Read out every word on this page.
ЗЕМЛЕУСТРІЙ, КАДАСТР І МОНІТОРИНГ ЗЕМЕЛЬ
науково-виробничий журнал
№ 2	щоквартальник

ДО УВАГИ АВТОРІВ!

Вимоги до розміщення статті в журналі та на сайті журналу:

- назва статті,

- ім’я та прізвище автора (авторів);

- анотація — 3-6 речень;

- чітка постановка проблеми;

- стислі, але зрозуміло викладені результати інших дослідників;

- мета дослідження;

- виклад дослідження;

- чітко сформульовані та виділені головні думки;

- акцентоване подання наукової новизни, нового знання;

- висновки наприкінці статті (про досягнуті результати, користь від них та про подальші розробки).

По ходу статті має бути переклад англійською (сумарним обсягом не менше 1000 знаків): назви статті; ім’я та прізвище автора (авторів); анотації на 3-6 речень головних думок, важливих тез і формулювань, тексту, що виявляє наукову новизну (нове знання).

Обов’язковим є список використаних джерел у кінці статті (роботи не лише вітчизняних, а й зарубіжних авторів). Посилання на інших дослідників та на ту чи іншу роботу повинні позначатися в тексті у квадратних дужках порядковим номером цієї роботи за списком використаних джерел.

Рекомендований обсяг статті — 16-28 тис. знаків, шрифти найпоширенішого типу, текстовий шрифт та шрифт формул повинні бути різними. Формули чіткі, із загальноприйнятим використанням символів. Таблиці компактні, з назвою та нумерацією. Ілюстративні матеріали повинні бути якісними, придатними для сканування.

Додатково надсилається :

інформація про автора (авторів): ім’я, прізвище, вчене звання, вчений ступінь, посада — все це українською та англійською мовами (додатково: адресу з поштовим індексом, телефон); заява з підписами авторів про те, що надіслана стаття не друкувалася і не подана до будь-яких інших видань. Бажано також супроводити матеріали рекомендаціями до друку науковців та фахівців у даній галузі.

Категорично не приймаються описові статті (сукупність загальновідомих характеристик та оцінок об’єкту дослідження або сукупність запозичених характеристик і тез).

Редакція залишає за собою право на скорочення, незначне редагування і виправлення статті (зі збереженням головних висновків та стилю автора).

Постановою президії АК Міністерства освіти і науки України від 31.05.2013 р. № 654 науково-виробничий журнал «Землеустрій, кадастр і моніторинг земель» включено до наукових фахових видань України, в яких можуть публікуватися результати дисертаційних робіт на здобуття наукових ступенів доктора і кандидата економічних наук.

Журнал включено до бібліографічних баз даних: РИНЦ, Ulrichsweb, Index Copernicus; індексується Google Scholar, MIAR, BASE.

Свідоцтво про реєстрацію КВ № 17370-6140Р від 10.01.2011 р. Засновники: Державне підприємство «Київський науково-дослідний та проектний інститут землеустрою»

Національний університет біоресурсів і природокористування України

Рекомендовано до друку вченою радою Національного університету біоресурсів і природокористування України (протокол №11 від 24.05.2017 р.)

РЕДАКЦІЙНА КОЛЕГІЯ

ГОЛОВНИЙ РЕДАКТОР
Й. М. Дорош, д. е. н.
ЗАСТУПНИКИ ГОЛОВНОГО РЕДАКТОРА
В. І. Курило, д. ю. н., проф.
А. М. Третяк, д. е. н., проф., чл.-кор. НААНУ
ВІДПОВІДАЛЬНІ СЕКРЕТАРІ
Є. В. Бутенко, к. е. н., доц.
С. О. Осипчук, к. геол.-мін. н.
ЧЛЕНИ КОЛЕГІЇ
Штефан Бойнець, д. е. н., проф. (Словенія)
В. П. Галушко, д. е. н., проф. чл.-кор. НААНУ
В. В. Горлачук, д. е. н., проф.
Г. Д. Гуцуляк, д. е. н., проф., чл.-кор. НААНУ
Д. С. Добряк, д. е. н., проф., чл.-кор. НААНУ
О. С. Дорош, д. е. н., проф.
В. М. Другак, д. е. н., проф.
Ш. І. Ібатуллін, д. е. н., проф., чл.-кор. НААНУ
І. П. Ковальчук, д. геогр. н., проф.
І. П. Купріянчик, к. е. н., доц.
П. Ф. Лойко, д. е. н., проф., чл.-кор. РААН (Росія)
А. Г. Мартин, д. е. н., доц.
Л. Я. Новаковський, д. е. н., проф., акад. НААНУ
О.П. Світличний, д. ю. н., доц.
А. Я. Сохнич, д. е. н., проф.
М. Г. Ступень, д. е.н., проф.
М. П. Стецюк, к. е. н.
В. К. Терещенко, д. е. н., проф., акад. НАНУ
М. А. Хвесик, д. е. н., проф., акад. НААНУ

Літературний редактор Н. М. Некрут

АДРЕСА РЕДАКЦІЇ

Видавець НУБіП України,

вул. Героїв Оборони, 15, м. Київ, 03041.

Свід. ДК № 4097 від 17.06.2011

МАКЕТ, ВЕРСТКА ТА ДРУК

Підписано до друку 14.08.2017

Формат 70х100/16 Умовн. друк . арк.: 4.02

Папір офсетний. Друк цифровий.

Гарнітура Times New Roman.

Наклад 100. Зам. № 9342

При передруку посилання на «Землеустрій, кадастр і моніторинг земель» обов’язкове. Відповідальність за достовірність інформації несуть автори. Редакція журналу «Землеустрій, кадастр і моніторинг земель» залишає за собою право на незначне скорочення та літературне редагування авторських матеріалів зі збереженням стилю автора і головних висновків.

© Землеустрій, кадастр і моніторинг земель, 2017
┄┄┄┄┄┄┄┄┄┄
■ Exercise objective: From the records above, extract each line exactly as shown.

■ Result:
Read out every word on this page.
ЗЕМЛЕУСТРІЙ, КАДАСТР І МОНІТОРИНГ ЗЕМЕЛЬ
науково-виробничий журнал
№ 2	щоквартальник

ДО УВАГИ АВТОРІВ!

Вимоги до розміщення статті в журналі та на сайті журналу:

- назва статті,

- ім’я та прізвище автора (авторів);

- анотація — 3-6 речень;

- чітка постановка проблеми;

- стислі, але зрозуміло викладені результати інших дослідників;

- мета дослідження;

- виклад дослідження;

- чітко сформульовані та виділені головні думки;

- акцентоване подання наукової новизни, нового знання;

- висновки наприкінці статті (про досягнуті результати, користь від них та про подальші розробки).

По ходу статті має бути переклад англійською (сумарним обсягом не менше 1000 знаків): назви статті; ім’я та прізвище автора (авторів); анотації на 3-6 речень головних думок, важливих тез і формулювань, тексту, що виявляє наукову новизну (нове знання).

Обов’язковим є список використаних джерел у кінці статті (роботи не лише вітчизняних, а й зарубіжних авторів). Посилання на інших дослідників та на ту чи іншу роботу повинні позначатися в тексті у квадратних дужках порядковим номером цієї роботи за списком використаних джерел.

Рекомендований обсяг статті — 16-28 тис. знаків, шрифти найпоширенішого типу, текстовий шрифт та шрифт формул повинні бути різними. Формули чіткі, із загальноприйнятим використанням символів. Таблиці компактні, з назвою та нумерацією. Ілюстративні матеріали повинні бути якісними, придатними для сканування.

Додатково надсилається :

інформація про автора (авторів): ім’я, прізвище, вчене звання, вчений ступінь, посада — все це українською та англійською мовами (додатково: адресу з поштовим індексом, телефон); заява з підписами авторів про те, що надіслана стаття не друкувалася і не подана до будь-яких інших видань. Бажано також супроводити матеріали рекомендаціями до друку науковців та фахівців у даній галузі.

Категорично не приймаються описові статті (сукупність загальновідомих характеристик та оцінок об’єкту дослідження або сукупність запозичених характеристик і тез).

Редакція залишає за собою право на скорочення, незначне редагування і виправлення статті (зі збереженням головних висновків та стилю автора).

Постановою президії АК Міністерства освіти і науки України від 31.05.2013 р. № 654 науково-виробничий журнал «Землеустрій, кадастр і моніторинг земель» включено до наукових фахових видань України, в яких можуть публікуватися результати дисертаційних робіт на здобуття наукових ступенів доктора і кандидата економічних наук.

Журнал включено до бібліографічних баз даних: РИНЦ, Ulrichsweb, Index Copernicus; індексується Google Scholar, MIAR, BASE.

Свідоцтво про реєстрацію КВ № 17370-6140Р від 10.01.2011 р. Засновники: Державне підприємство «Київський науково-дослідний та проектний інститут землеустрою»

Національний університет біоресурсів і природокористування України

Рекомендовано до друку вченою радою Національного університету біоресурсів і природокористування України (протокол №11 від 24.05.2017 р.)

РЕДАКЦІЙНА КОЛЕГІЯ

ГОЛОВНИЙ РЕДАКТОР
Й. М. Дорош, д. е. н.
ЗАСТУПНИКИ ГОЛОВНОГО РЕДАКТОРА
В. І. Курило, д. ю. н., проф.
А. М. Третяк, д. е. н., проф., чл.-кор. НААНУ
ВІДПОВІДАЛЬНІ СЕКРЕТАРІ
Є. В. Бутенко, к. е. н., доц.
С. О. Осипчук, к. геол.-мін. н.
ЧЛЕНИ КОЛЕГІЇ
Штефан Бойнець, д. е. н., проф. (Словенія)
В. П. Галушко, д. е. н., проф. чл.-кор. НААНУ
В. В. Горлачук, д. е. н., проф.
Г. Д. Гуцуляк, д. е. н., проф., чл.-кор. НААНУ
Д. С. Добряк, д. е. н., проф., чл.-кор. НААНУ
О. С. Дорош, д. е. н., проф.
В. М. Другак, д. е. н., проф.
Ш. І. Ібатуллін, д. е. н., проф., чл.-кор. НААНУ
І. П. Ковальчук, д. геогр. н., проф.
І. П. Купріянчик, к. е. н., доц.
П. Ф. Лойко, д. е. н., проф., чл.-кор. РААН (Росія)
А. Г. Мартин, д. е. н., доц.
Л. Я. Новаковський, д. е. н., проф., акад. НААНУ
О.П. Світличний, д. ю. н., доц.
А. Я. Сохнич, д. е. н., проф.
М. Г. Ступень, д. е.н., проф.
М. П. Стецюк, к. е. н.
В. К. Терещенко, д. е. н., проф., акад. НАНУ
М. А. Хвесик, д. е. н., проф., акад. НААНУ

Літературний редактор Н. М. Некрут

АДРЕСА РЕДАКЦІЇ

Видавець НУБіП України,

вул. Героїв Оборони, 15, м. Київ, 03041.

Свід. ДК № 4097 від 17.06.2011

МАКЕТ, ВЕРСТКА ТА ДРУК

Підписано до друку 14.08.2017

Формат 70х100/16 Умовн. друк . арк.: 4.02

Папір офсетний. Друк цифровий.

Гарнітура Times New Roman.

Наклад 100. Зам. № 9342

При передруку посилання на «Землеустрій, кадастр і моніторинг земель» обов’язкове. Відповідальність за достовірність інформації несуть автори. Редакція журналу «Землеустрій, кадастр і моніторинг земель» залишає за собою право на незначне скорочення та літературне редагування авторських матеріалів зі збереженням стилю автора і головних висновків.

© Землеустрій, кадастр і моніторинг земель, 2017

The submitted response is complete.